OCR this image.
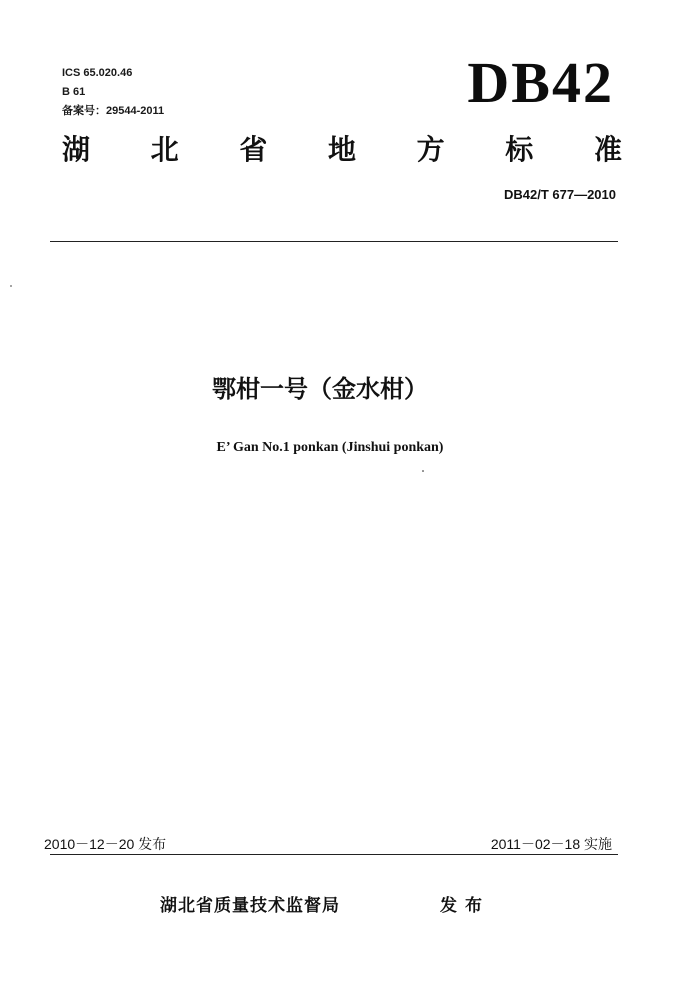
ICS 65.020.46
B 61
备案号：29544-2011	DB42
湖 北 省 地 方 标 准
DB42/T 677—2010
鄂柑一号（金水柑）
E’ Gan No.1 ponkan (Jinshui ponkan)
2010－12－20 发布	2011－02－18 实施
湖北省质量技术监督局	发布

=======

**Task statement:** Transcribe every entry word for word, but skip the pictures.

**Written response:**
OCR this image.
ICS 65.020.46
B 61
备案号：29544-2011	DB42
湖 北 省 地 方 标 准
DB42/T 677—2010
鄂柑一号（金水柑）
E’ Gan No.1 ponkan (Jinshui ponkan)
2010－12－20 发布	2011－02－18 实施
湖北省质量技术监督局	发布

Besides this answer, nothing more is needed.